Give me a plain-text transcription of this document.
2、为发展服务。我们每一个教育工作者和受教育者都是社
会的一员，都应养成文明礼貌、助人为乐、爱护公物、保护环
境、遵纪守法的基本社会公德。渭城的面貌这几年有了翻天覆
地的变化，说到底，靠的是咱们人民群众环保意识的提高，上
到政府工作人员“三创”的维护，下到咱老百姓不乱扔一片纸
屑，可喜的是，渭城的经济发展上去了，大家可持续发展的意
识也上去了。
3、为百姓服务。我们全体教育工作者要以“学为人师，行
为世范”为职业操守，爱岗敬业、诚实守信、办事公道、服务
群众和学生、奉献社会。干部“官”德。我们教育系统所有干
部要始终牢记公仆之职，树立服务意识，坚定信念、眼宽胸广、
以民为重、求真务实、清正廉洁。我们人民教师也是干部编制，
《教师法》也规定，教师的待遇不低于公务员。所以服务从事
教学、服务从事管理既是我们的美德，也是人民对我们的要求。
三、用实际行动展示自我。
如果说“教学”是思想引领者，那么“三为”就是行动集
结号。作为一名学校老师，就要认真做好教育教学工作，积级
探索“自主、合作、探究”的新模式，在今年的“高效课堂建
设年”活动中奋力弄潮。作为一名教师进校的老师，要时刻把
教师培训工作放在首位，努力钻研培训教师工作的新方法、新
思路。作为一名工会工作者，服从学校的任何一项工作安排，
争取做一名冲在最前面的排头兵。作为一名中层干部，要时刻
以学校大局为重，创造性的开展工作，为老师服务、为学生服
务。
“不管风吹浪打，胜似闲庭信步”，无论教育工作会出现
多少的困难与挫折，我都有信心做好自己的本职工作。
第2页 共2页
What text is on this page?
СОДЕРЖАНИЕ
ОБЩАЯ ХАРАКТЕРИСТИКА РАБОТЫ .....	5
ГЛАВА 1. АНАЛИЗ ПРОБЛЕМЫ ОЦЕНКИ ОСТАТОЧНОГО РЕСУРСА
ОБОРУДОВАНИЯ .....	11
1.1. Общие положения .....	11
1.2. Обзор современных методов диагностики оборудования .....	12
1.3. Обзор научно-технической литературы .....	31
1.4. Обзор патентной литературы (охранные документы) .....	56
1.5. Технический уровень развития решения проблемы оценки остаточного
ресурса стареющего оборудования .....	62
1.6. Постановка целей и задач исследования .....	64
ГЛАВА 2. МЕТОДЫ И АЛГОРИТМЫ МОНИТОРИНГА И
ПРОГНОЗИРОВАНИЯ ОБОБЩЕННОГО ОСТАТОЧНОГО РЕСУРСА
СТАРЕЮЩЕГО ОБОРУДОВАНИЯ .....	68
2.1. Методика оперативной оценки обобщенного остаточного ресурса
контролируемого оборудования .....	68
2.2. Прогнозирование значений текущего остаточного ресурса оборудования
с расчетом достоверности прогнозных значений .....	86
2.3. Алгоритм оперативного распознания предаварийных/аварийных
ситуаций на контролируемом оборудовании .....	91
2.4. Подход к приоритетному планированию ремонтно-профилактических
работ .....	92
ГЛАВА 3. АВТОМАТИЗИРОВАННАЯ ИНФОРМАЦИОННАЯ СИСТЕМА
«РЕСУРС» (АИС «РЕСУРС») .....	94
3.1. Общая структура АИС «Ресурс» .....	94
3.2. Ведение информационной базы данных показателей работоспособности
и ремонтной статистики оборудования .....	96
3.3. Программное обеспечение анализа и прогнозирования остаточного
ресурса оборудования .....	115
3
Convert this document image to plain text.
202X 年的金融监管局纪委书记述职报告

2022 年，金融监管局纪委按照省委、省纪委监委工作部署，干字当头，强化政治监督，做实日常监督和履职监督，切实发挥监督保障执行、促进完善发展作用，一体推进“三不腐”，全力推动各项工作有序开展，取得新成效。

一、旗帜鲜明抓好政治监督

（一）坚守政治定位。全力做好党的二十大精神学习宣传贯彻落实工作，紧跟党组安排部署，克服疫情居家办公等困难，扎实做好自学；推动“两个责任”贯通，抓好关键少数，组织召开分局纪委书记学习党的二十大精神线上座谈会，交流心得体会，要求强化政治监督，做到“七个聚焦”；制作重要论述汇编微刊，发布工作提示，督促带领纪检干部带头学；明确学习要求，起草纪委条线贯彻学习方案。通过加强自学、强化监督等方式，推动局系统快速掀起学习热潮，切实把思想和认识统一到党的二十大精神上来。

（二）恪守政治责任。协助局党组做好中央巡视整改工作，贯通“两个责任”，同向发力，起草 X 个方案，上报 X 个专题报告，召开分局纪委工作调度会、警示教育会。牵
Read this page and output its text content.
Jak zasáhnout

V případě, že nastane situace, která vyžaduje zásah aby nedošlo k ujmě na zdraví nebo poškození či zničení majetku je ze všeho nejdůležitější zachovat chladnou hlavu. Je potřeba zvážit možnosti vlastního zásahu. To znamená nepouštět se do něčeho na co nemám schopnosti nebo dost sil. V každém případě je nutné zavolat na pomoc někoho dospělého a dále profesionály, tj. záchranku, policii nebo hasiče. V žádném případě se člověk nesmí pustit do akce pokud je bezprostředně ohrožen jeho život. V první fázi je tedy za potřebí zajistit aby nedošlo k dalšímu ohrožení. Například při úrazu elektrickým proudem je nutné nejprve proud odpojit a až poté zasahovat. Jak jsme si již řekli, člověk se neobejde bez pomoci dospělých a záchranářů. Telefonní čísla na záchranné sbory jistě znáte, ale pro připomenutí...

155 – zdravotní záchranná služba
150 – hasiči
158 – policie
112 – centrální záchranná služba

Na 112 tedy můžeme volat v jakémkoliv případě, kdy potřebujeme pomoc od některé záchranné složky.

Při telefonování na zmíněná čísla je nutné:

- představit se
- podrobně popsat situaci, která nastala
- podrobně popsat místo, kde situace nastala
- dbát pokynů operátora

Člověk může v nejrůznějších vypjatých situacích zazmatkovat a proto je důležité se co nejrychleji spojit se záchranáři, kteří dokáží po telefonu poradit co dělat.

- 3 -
════════════════════
> _Exercise goal_: Collect the complete line wherever the string "page" appears in the records.

> _Solution to the problem_:
What text is on this page?
Read this page and output its text content.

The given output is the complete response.